--- Job ---
Can you copy out the data exactly? Leave the images out.

## START

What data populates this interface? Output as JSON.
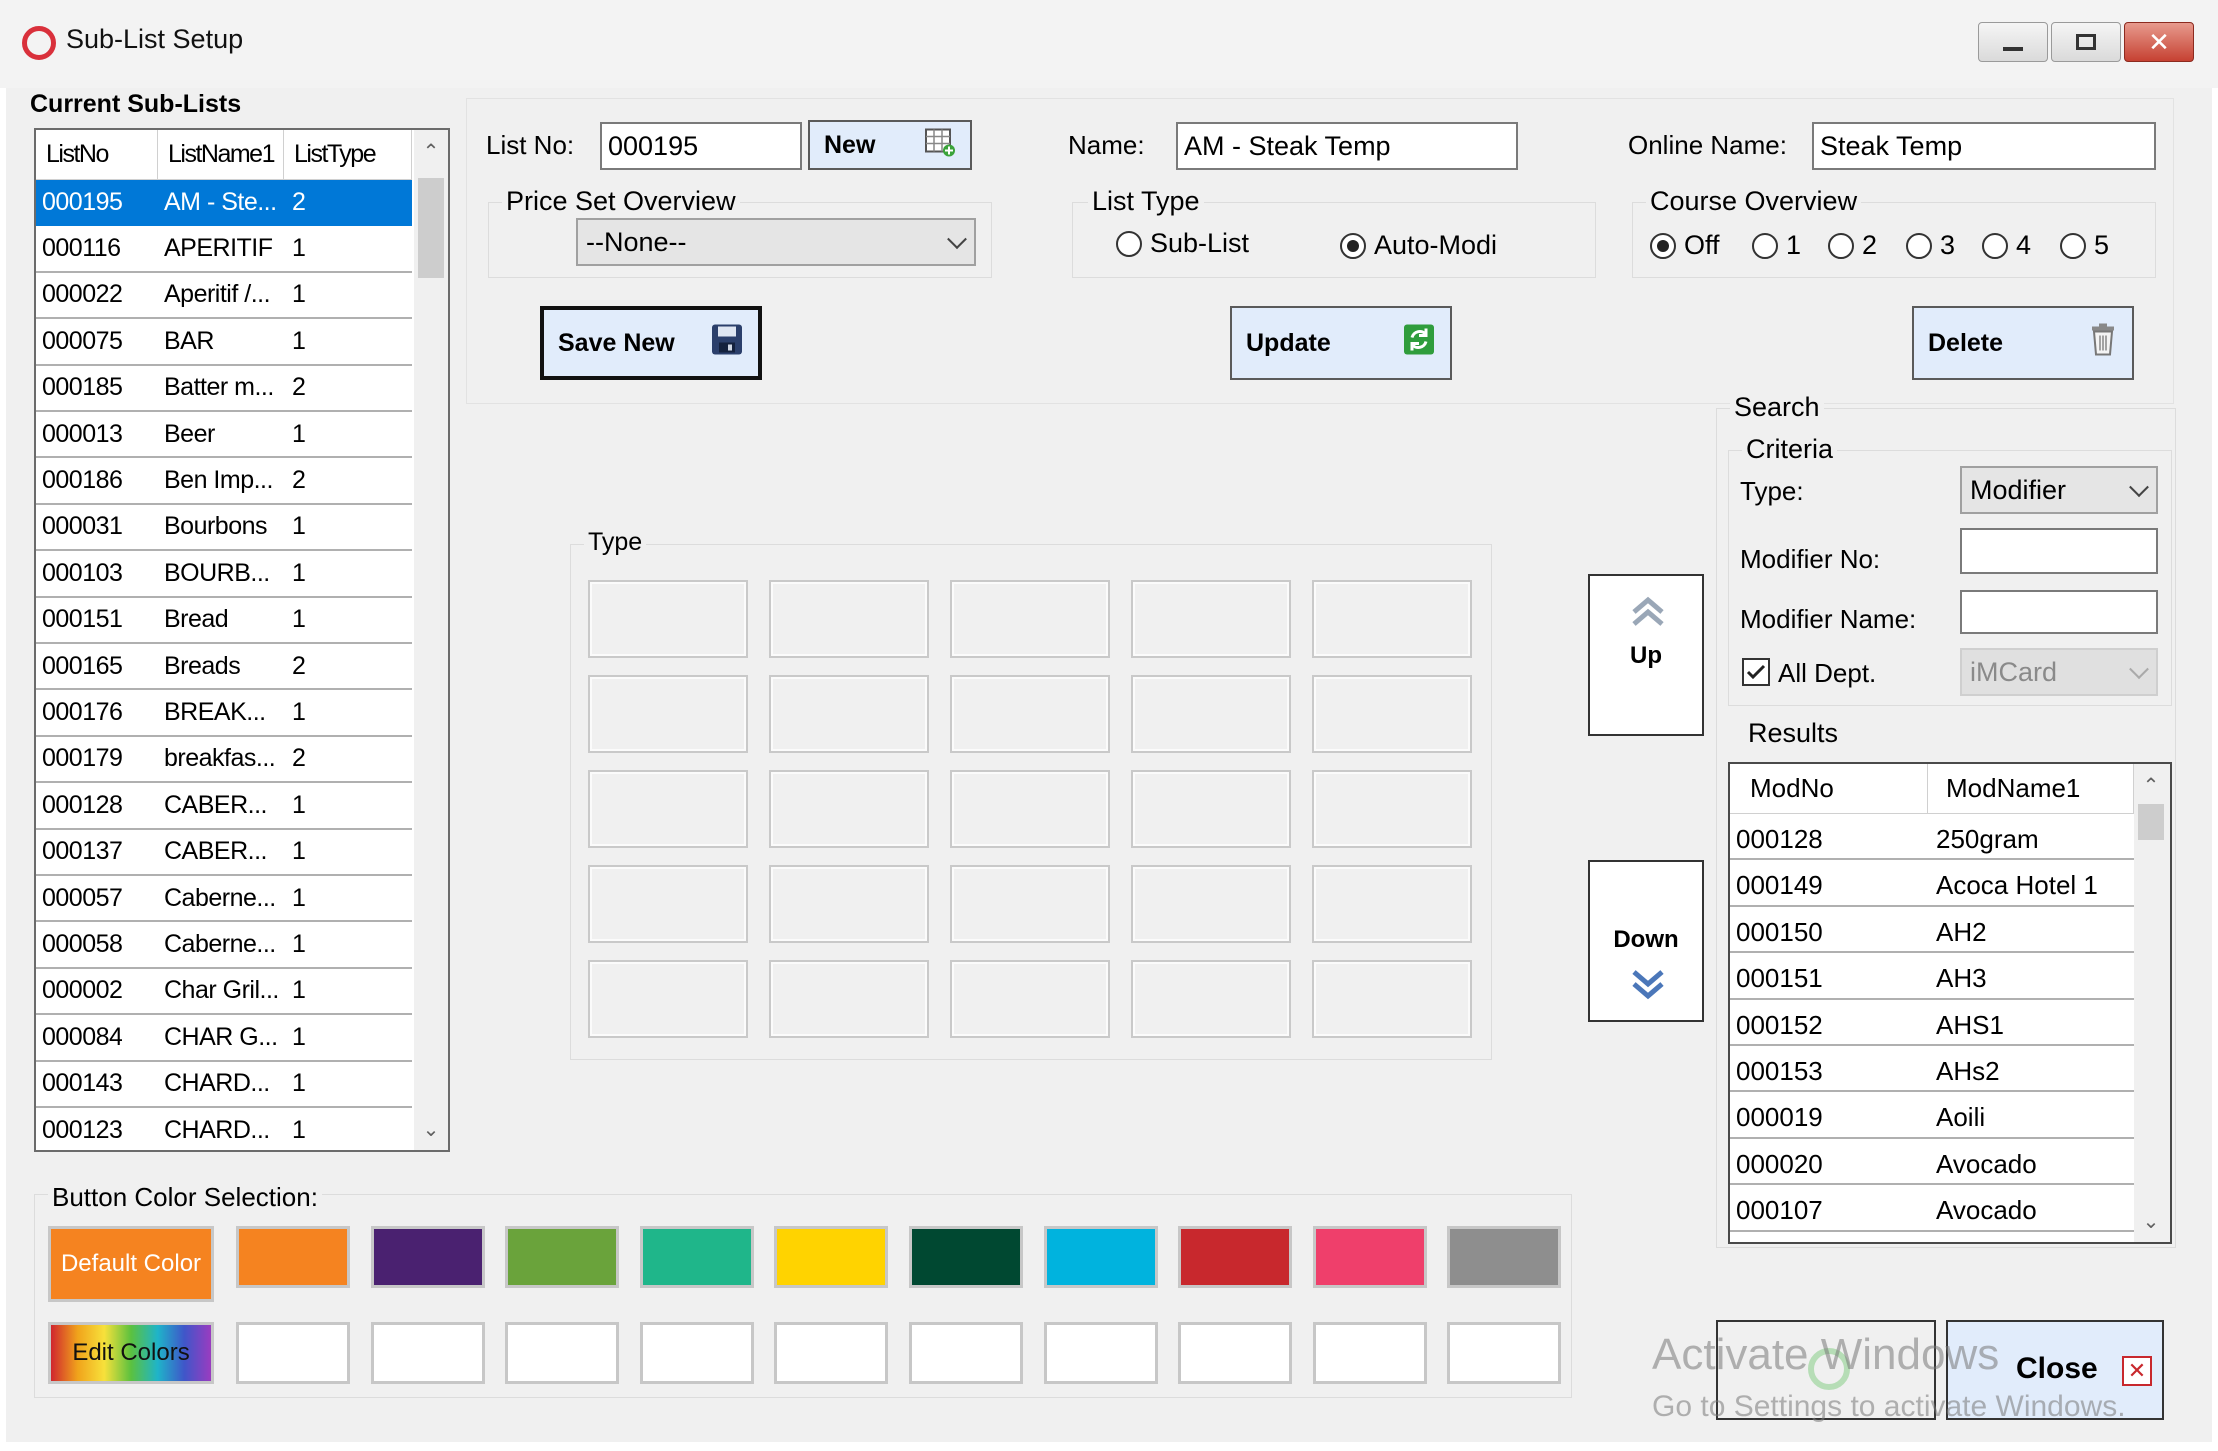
{
  "window": {
    "title": "Sub-List Setup"
  },
  "current_sublists": {
    "label": "Current Sub-Lists",
    "columns": [
      "ListNo",
      "ListName1",
      "ListType"
    ],
    "rows": [
      {
        "no": "000195",
        "name": "AM - Ste...",
        "type": "2"
      },
      {
        "no": "000116",
        "name": "APERITIF",
        "type": "1"
      },
      {
        "no": "000022",
        "name": "Aperitif /...",
        "type": "1"
      },
      {
        "no": "000075",
        "name": "BAR",
        "type": "1"
      },
      {
        "no": "000185",
        "name": "Batter m...",
        "type": "2"
      },
      {
        "no": "000013",
        "name": "Beer",
        "type": "1"
      },
      {
        "no": "000186",
        "name": "Ben Imp...",
        "type": "2"
      },
      {
        "no": "000031",
        "name": "Bourbons",
        "type": "1"
      },
      {
        "no": "000103",
        "name": "BOURB...",
        "type": "1"
      },
      {
        "no": "000151",
        "name": "Bread",
        "type": "1"
      },
      {
        "no": "000165",
        "name": "Breads",
        "type": "2"
      },
      {
        "no": "000176",
        "name": "BREAK...",
        "type": "1"
      },
      {
        "no": "000179",
        "name": "breakfas...",
        "type": "2"
      },
      {
        "no": "000128",
        "name": "CABER...",
        "type": "1"
      },
      {
        "no": "000137",
        "name": "CABER...",
        "type": "1"
      },
      {
        "no": "000057",
        "name": "Caberne...",
        "type": "1"
      },
      {
        "no": "000058",
        "name": "Caberne...",
        "type": "1"
      },
      {
        "no": "000002",
        "name": "Char Gril...",
        "type": "1"
      },
      {
        "no": "000084",
        "name": "CHAR G...",
        "type": "1"
      },
      {
        "no": "000143",
        "name": "CHARD...",
        "type": "1"
      },
      {
        "no": "000123",
        "name": "CHARD...",
        "type": "1"
      }
    ]
  },
  "form": {
    "list_no_label": "List No:",
    "list_no": "000195",
    "new_label": "New",
    "name_label": "Name:",
    "name": "AM - Steak Temp",
    "online_name_label": "Online Name:",
    "online_name": "Steak Temp",
    "price_set_label": "Price Set Overview",
    "price_set_value": "--None--",
    "list_type_label": "List Type",
    "list_type_options": [
      "Sub-List",
      "Auto-Modi"
    ],
    "course_label": "Course Overview",
    "course_options": [
      "Off",
      "1",
      "2",
      "3",
      "4",
      "5"
    ],
    "save_new_label": "Save New",
    "update_label": "Update",
    "delete_label": "Delete"
  },
  "type_section": {
    "label": "Type"
  },
  "move": {
    "up_label": "Up",
    "down_label": "Down"
  },
  "search": {
    "label": "Search",
    "criteria_label": "Criteria",
    "type_label": "Type:",
    "type_value": "Modifier",
    "modifier_no_label": "Modifier No:",
    "modifier_name_label": "Modifier Name:",
    "all_dept_label": "All Dept.",
    "dept_value": "iMCard",
    "results_label": "Results",
    "columns": [
      "ModNo",
      "ModName1"
    ],
    "rows": [
      {
        "no": "000128",
        "name": "250gram"
      },
      {
        "no": "000149",
        "name": "Acoca Hotel 1"
      },
      {
        "no": "000150",
        "name": "AH2"
      },
      {
        "no": "000151",
        "name": "AH3"
      },
      {
        "no": "000152",
        "name": "AHS1"
      },
      {
        "no": "000153",
        "name": "AHs2"
      },
      {
        "no": "000019",
        "name": "Aoili"
      },
      {
        "no": "000020",
        "name": "Avocado"
      },
      {
        "no": "000107",
        "name": "Avocado"
      }
    ]
  },
  "colors": {
    "label": "Button Color Selection:",
    "default_label": "Default Color",
    "edit_label": "Edit Colors",
    "default_color": "#f58320",
    "palette": [
      "#f58320",
      "#4a2170",
      "#6aa33b",
      "#1fb68a",
      "#ffd300",
      "#004831",
      "#00b3de",
      "#c8282d",
      "#ef3f6b",
      "#8e8e8e"
    ]
  },
  "footer": {
    "close_label": "Close",
    "watermark_title": "Activate Windows",
    "watermark_sub": "Go to Settings to activate Windows."
  }
}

## END

--- Task answer ---
What data populates this interface? Output as JSON.
{
  "window": {
    "title": "Sub-List Setup"
  },
  "current_sublists": {
    "label": "Current Sub-Lists",
    "columns": [
      "ListNo",
      "ListName1",
      "ListType"
    ],
    "rows": [
      {
        "no": "000195",
        "name": "AM - Ste...",
        "type": "2"
      },
      {
        "no": "000116",
        "name": "APERITIF",
        "type": "1"
      },
      {
        "no": "000022",
        "name": "Aperitif /...",
        "type": "1"
      },
      {
        "no": "000075",
        "name": "BAR",
        "type": "1"
      },
      {
        "no": "000185",
        "name": "Batter m...",
        "type": "2"
      },
      {
        "no": "000013",
        "name": "Beer",
        "type": "1"
      },
      {
        "no": "000186",
        "name": "Ben Imp...",
        "type": "2"
      },
      {
        "no": "000031",
        "name": "Bourbons",
        "type": "1"
      },
      {
        "no": "000103",
        "name": "BOURB...",
        "type": "1"
      },
      {
        "no": "000151",
        "name": "Bread",
        "type": "1"
      },
      {
        "no": "000165",
        "name": "Breads",
        "type": "2"
      },
      {
        "no": "000176",
        "name": "BREAK...",
        "type": "1"
      },
      {
        "no": "000179",
        "name": "breakfas...",
        "type": "2"
      },
      {
        "no": "000128",
        "name": "CABER...",
        "type": "1"
      },
      {
        "no": "000137",
        "name": "CABER...",
        "type": "1"
      },
      {
        "no": "000057",
        "name": "Caberne...",
        "type": "1"
      },
      {
        "no": "000058",
        "name": "Caberne...",
        "type": "1"
      },
      {
        "no": "000002",
        "name": "Char Gril...",
        "type": "1"
      },
      {
        "no": "000084",
        "name": "CHAR G...",
        "type": "1"
      },
      {
        "no": "000143",
        "name": "CHARD...",
        "type": "1"
      },
      {
        "no": "000123",
        "name": "CHARD...",
        "type": "1"
      }
    ]
  },
  "form": {
    "list_no_label": "List No:",
    "list_no": "000195",
    "new_label": "New",
    "name_label": "Name:",
    "name": "AM - Steak Temp",
    "online_name_label": "Online Name:",
    "online_name": "Steak Temp",
    "price_set_label": "Price Set Overview",
    "price_set_value": "--None--",
    "list_type_label": "List Type",
    "list_type_options": [
      "Sub-List",
      "Auto-Modi"
    ],
    "course_label": "Course Overview",
    "course_options": [
      "Off",
      "1",
      "2",
      "3",
      "4",
      "5"
    ],
    "save_new_label": "Save New",
    "update_label": "Update",
    "delete_label": "Delete"
  },
  "type_section": {
    "label": "Type"
  },
  "move": {
    "up_label": "Up",
    "down_label": "Down"
  },
  "search": {
    "label": "Search",
    "criteria_label": "Criteria",
    "type_label": "Type:",
    "type_value": "Modifier",
    "modifier_no_label": "Modifier No:",
    "modifier_name_label": "Modifier Name:",
    "all_dept_label": "All Dept.",
    "dept_value": "iMCard",
    "results_label": "Results",
    "columns": [
      "ModNo",
      "ModName1"
    ],
    "rows": [
      {
        "no": "000128",
        "name": "250gram"
      },
      {
        "no": "000149",
        "name": "Acoca Hotel 1"
      },
      {
        "no": "000150",
        "name": "AH2"
      },
      {
        "no": "000151",
        "name": "AH3"
      },
      {
        "no": "000152",
        "name": "AHS1"
      },
      {
        "no": "000153",
        "name": "AHs2"
      },
      {
        "no": "000019",
        "name": "Aoili"
      },
      {
        "no": "000020",
        "name": "Avocado"
      },
      {
        "no": "000107",
        "name": "Avocado"
      }
    ]
  },
  "colors": {
    "label": "Button Color Selection:",
    "default_label": "Default Color",
    "edit_label": "Edit Colors",
    "default_color": "#f58320",
    "palette": [
      "#f58320",
      "#4a2170",
      "#6aa33b",
      "#1fb68a",
      "#ffd300",
      "#004831",
      "#00b3de",
      "#c8282d",
      "#ef3f6b",
      "#8e8e8e"
    ]
  },
  "footer": {
    "close_label": "Close",
    "watermark_title": "Activate Windows",
    "watermark_sub": "Go to Settings to activate Windows."
  }
}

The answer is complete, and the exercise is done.